→ **TEXT BLOCK**
Digitizing Text

Page Index

Introduction

In addition to audio, video, and image files, language documentation often includes text files, in the form of word lists, lexicons, interlinear glossed text, annotations to audio and video, or field notes. Indeed, the text is arguably the most important part of the language documentation, since it may hold the key to the interpretation of the sounds and images. So it is important to make sure that text is preserved as carefully as information in other media. For text, as for other media, it is also important to distinguish between the archival format, the working format, and the various presentation formats which can be created from the archival copy.

Archival formats

The archival copy of textual content should employ the file format least vulnerable to software and hardware obsolescence, and should incorporate fully defined or documented terminology. There are no text-handling programs which cannot read a plain text (.txt) file; therefore best practice is to make an archival copy in .txt format. Documents created with word processing applications can simply be saved as plain text. Spreadsheets can be saved as Text (Tab delimited); CSV (Comma delimited) is also acceptable. Similarly, many database applications make it possible to save data as plain, tab-delimited text. Regularly saving a file in a plain text format will ensure that it will be machine-interpretable over the long term.

More on archiving linguistic databases

However, humans as well as computers must be able to understand the text. Ideally, structural and semantic information about the content should be provided via XML markup. XML is a tag-based language similar to HTML, except that the tags describe content rather than formatting, e.g., the HTML tag <b> indicates bold whereas an XML tag such as <headword> describes the content of the material.

More on XML

Australian Partnership for Sustainable Repositories Working Papers

Character encoding

The interpretation of characters in a text file should also be transparent. Unfortunately, most of the character encoding standards in current use are inadequate to the task of providing an unambiguous encoding for each of the multi-national characters needed by the linguist. For example, an 8-bit encoding standard such as US-ASCII has only 256 code points and thus can unambiguously encode only 256 characters. This is adequate for documenting a language that does not require a special orthography. The Unicode encoding standard, however, provides a unique code point for (ultimately) every character in the world's languages. Thus Unicode is unambiguous, and is the encoding standard universally recommended for material whose long-term intelligibility is critical.

→ **EXERCISE BRIEF**
Answer these questions from the page on digitizing text, one per line and numbered:
1. Which file format does it give as best practice for an archival copy?
2. In which two formats may spreadsheets be saved?
3. Which encoding standard is universally recommended for material whose long-term intelligibility is critical?
The records are not needed for this work.

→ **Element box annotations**
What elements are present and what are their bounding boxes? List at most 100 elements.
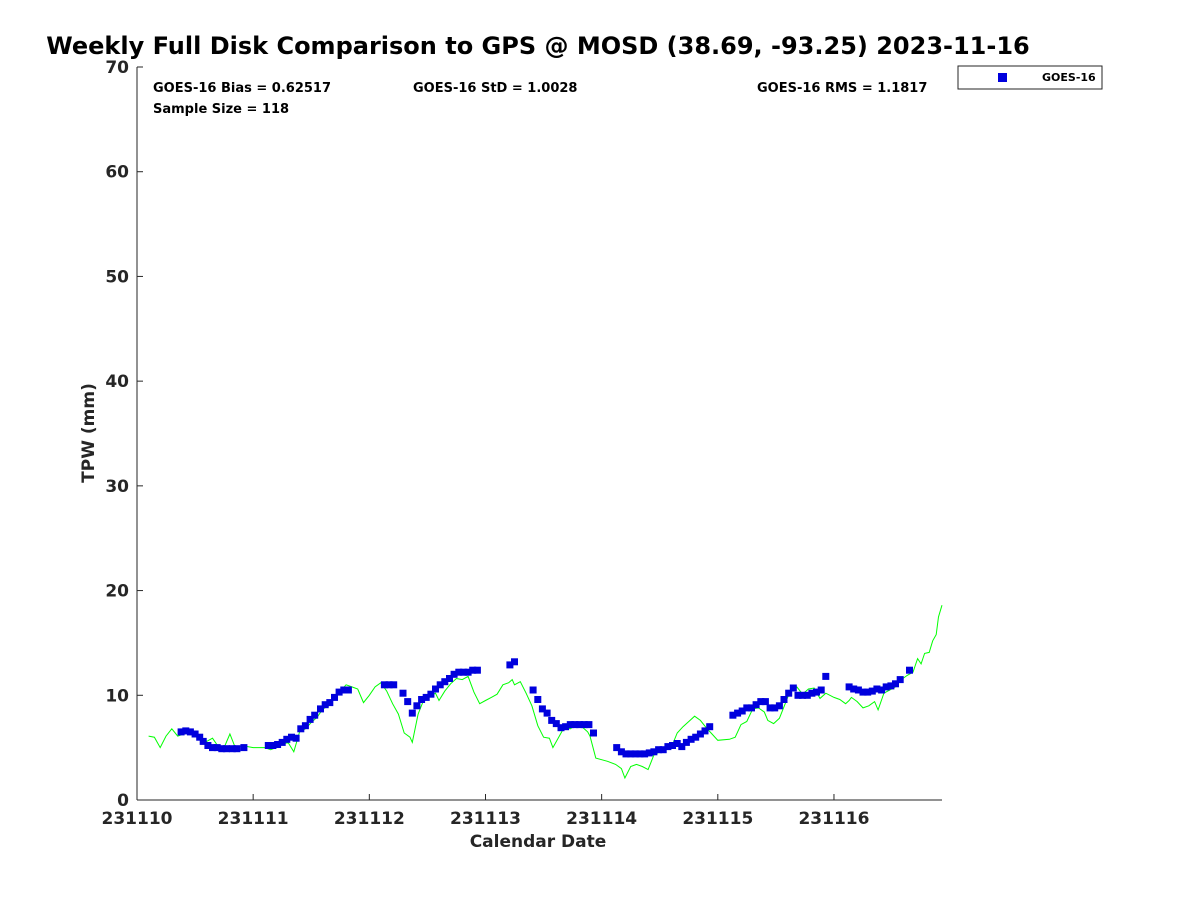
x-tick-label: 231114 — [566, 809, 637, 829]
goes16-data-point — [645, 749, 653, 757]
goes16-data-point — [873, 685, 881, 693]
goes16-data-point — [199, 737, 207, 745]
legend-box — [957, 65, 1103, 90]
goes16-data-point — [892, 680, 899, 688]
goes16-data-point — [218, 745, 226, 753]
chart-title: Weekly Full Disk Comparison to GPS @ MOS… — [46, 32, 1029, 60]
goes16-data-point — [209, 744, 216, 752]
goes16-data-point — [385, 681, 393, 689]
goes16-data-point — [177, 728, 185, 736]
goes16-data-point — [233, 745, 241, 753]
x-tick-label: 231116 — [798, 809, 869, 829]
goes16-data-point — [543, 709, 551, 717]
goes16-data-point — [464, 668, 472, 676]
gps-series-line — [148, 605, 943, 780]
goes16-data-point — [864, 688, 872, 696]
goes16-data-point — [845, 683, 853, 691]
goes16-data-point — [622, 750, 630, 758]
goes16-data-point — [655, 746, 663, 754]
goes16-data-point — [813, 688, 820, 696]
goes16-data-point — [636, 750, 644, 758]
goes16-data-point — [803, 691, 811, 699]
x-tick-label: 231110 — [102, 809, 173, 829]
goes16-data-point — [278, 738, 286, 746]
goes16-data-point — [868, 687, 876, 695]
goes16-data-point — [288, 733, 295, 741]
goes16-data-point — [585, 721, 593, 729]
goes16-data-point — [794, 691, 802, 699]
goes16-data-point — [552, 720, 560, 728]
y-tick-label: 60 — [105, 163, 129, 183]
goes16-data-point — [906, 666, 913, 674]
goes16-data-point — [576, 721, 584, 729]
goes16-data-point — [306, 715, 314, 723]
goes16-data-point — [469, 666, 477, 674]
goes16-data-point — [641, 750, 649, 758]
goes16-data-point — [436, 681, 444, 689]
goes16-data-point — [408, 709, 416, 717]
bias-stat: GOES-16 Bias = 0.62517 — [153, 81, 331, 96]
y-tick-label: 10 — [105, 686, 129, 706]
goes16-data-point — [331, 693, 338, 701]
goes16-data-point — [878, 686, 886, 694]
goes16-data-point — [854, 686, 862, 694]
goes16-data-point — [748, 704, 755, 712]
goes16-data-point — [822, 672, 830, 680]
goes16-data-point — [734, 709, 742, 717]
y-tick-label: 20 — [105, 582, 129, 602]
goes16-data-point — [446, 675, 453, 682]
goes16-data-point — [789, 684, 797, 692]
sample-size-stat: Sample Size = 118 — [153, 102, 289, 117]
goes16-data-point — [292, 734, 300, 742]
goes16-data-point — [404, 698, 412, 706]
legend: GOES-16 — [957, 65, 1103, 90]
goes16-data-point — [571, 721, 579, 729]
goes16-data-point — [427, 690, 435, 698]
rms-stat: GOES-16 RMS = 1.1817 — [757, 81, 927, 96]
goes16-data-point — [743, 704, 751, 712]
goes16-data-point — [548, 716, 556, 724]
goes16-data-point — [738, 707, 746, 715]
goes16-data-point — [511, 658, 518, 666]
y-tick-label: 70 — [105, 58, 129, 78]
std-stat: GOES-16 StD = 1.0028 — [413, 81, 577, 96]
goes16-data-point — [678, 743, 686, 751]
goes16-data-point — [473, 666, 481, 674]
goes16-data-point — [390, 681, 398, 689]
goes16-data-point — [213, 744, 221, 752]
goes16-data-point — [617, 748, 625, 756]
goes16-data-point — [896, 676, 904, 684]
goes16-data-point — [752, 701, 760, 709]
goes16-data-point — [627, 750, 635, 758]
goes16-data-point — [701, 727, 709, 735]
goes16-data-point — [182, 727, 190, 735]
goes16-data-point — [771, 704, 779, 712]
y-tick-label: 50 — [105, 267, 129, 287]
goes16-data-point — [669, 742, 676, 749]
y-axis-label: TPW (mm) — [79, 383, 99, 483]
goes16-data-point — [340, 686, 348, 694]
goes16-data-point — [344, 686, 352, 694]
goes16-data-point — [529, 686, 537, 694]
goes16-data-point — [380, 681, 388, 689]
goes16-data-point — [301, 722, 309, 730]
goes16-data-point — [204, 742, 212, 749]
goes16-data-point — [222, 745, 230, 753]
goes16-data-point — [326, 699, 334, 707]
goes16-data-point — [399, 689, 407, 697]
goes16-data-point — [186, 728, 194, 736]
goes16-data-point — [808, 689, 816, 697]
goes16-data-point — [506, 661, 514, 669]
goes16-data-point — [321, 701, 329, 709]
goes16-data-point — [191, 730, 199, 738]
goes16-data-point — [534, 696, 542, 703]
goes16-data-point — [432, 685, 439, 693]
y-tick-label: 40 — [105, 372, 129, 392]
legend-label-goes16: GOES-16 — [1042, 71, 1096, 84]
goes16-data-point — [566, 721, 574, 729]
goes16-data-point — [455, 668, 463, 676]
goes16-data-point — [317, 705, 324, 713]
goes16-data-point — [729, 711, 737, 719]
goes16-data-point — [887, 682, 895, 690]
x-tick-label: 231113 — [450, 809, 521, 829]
...
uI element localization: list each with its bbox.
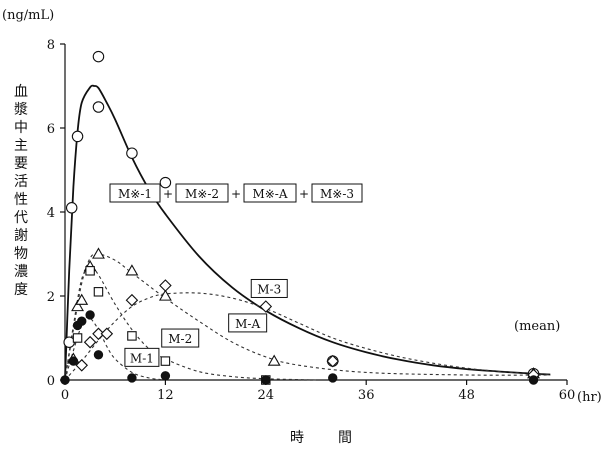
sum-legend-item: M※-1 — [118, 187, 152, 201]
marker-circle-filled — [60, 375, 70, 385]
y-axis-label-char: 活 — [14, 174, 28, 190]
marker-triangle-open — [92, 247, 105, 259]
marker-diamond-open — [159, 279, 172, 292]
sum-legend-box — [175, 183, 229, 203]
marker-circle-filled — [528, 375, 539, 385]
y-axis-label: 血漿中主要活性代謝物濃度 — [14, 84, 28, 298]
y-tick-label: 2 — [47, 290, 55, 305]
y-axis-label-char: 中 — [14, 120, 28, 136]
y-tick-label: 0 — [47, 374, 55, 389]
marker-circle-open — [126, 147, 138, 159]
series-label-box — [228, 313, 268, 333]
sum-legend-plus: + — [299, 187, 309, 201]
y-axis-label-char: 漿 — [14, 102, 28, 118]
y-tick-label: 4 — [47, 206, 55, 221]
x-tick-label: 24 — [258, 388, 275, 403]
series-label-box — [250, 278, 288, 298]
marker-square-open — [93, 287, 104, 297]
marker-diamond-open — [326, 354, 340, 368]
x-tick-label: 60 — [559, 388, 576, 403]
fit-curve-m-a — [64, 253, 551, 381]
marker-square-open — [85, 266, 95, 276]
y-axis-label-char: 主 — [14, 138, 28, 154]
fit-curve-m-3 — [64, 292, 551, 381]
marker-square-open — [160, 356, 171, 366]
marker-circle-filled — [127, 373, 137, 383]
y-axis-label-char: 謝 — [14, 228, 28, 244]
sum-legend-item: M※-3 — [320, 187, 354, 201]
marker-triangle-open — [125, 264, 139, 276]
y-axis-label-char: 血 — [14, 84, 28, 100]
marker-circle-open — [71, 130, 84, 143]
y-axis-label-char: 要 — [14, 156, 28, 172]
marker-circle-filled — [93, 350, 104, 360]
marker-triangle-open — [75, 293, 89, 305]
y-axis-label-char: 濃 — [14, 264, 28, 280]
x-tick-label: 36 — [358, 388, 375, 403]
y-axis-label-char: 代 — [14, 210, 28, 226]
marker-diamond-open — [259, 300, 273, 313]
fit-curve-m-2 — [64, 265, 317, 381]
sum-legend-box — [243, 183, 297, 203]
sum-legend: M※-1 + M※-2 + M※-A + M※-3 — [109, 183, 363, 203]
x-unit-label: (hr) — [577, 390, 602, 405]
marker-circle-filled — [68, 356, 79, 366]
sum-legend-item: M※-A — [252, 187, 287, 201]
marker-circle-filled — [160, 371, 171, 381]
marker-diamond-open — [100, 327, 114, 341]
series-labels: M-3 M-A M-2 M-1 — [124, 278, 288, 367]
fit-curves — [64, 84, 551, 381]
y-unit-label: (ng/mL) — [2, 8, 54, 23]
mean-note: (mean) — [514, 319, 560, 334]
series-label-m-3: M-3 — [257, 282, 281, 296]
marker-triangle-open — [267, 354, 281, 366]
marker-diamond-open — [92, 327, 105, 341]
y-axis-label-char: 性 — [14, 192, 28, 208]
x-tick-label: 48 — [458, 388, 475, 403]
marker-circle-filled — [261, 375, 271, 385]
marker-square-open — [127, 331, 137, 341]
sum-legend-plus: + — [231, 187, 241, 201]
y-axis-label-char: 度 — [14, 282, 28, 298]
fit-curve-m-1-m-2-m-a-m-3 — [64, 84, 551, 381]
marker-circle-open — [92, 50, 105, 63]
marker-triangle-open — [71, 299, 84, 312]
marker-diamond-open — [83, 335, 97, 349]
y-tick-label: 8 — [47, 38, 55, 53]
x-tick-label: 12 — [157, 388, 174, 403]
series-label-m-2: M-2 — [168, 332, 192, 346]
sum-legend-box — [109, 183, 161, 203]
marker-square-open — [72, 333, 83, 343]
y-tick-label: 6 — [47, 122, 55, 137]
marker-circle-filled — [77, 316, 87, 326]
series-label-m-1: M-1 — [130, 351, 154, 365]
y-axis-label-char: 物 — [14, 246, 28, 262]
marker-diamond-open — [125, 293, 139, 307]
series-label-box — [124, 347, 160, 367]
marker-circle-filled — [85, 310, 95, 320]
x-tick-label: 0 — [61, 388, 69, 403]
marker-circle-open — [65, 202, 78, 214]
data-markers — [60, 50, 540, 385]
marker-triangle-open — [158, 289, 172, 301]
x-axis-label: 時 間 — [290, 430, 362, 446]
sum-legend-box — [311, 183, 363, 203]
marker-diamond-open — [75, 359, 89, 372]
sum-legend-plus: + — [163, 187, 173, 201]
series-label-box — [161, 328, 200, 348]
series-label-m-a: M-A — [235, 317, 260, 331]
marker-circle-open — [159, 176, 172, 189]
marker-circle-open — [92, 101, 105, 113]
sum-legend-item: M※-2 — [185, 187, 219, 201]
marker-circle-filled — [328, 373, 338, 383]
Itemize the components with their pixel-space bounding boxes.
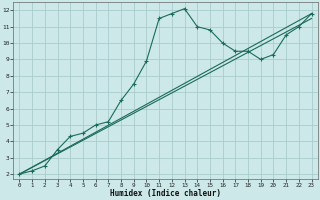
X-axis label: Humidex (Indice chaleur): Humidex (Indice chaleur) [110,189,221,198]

→ **WORKED SOLUTION**
1. Plain text (.txt) format.
2. Text (Tab delimited) and CSV (Comma delimited).
3. Unicode.